Given instruction:
Note each line that includes the word "Gross". Copy those lines.
-- Begin --
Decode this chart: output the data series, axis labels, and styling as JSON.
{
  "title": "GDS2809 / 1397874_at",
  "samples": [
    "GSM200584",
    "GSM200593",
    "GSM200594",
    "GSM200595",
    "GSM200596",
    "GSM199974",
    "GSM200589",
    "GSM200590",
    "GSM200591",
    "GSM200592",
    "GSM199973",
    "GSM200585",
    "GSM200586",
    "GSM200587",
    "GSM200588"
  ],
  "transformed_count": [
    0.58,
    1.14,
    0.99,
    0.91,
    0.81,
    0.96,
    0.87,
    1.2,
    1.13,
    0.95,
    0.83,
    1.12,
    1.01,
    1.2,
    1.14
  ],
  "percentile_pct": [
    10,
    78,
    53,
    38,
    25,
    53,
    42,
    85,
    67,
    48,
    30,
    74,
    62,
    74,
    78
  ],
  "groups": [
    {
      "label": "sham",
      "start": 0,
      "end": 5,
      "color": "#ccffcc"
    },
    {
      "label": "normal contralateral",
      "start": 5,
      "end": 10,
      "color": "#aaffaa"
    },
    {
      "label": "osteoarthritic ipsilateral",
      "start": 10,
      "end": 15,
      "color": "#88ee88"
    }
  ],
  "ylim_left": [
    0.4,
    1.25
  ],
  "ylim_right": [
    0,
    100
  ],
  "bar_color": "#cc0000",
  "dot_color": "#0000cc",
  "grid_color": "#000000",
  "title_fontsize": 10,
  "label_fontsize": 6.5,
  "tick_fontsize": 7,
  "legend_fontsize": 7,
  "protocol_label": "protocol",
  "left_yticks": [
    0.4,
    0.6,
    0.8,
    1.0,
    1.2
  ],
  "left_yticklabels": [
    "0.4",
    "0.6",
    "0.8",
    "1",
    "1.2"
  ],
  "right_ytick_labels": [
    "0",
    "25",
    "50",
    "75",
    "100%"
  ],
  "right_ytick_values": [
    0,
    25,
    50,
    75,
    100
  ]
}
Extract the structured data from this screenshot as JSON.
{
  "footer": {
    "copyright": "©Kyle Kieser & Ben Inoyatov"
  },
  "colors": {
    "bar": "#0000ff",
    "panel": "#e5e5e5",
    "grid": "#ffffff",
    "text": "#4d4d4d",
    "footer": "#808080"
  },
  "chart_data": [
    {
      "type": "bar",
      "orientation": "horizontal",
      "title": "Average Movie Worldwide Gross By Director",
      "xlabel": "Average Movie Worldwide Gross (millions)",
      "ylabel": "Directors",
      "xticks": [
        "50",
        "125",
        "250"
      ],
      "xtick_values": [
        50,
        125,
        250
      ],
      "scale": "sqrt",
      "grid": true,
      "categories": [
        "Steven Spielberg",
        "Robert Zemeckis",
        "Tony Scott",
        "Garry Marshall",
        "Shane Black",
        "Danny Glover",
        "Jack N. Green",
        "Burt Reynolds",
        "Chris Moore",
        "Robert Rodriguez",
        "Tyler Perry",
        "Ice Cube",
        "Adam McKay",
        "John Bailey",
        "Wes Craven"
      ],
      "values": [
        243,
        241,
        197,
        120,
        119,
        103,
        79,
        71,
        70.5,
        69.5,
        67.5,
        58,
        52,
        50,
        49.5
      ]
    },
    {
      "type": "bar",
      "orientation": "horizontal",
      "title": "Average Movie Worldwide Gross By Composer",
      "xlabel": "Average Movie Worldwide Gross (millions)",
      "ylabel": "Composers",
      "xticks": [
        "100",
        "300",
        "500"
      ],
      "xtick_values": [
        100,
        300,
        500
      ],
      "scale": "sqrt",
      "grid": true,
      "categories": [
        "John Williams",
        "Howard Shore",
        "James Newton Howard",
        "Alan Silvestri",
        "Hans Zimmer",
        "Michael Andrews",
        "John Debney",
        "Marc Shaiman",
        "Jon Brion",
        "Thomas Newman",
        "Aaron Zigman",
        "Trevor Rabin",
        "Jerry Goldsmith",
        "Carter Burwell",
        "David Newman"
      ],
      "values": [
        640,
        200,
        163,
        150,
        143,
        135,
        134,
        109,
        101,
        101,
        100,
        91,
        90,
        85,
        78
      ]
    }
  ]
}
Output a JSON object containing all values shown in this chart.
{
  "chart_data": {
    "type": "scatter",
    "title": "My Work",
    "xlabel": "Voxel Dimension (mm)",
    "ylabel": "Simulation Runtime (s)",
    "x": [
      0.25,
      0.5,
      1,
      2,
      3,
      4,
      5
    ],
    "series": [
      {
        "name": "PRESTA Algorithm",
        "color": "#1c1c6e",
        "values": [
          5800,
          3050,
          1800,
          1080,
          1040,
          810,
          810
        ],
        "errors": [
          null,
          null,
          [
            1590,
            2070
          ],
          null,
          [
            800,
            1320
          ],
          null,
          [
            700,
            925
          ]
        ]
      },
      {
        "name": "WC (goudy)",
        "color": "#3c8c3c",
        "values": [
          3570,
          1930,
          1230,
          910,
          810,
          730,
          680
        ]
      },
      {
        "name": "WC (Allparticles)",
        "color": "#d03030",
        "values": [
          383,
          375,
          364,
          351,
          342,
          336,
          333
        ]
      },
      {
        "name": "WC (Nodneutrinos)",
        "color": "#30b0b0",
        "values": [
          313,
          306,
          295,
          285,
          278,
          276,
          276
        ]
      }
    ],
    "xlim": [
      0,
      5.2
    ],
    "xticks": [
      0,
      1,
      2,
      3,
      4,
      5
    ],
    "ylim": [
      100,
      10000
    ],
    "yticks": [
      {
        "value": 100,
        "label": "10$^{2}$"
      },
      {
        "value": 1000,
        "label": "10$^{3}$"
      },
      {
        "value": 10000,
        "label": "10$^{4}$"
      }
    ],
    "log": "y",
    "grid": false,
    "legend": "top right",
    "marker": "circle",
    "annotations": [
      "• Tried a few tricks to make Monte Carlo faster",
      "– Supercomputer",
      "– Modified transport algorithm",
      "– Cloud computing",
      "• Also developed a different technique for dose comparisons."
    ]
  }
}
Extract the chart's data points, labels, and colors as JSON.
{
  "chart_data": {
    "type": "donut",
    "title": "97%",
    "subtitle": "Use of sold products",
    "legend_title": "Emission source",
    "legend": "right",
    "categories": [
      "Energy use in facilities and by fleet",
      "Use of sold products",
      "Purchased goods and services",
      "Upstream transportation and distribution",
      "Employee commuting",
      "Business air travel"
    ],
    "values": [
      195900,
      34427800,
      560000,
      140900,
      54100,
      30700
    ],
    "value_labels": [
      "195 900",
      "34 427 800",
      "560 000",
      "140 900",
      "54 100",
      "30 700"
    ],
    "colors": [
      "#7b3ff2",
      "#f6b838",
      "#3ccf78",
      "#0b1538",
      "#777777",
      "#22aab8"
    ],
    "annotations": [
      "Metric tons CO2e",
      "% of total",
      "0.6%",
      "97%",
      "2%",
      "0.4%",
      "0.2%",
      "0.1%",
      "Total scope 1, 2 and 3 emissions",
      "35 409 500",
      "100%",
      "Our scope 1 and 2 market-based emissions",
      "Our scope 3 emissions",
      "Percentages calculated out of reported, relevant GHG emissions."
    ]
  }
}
-- End --
Exercise solution:
      "title": "Average Movie Worldwide Gross By Director",
      "xlabel": "Average Movie Worldwide Gross (millions)",
      "title": "Average Movie Worldwide Gross By Composer",
      "xlabel": "Average Movie Worldwide Gross (millions)",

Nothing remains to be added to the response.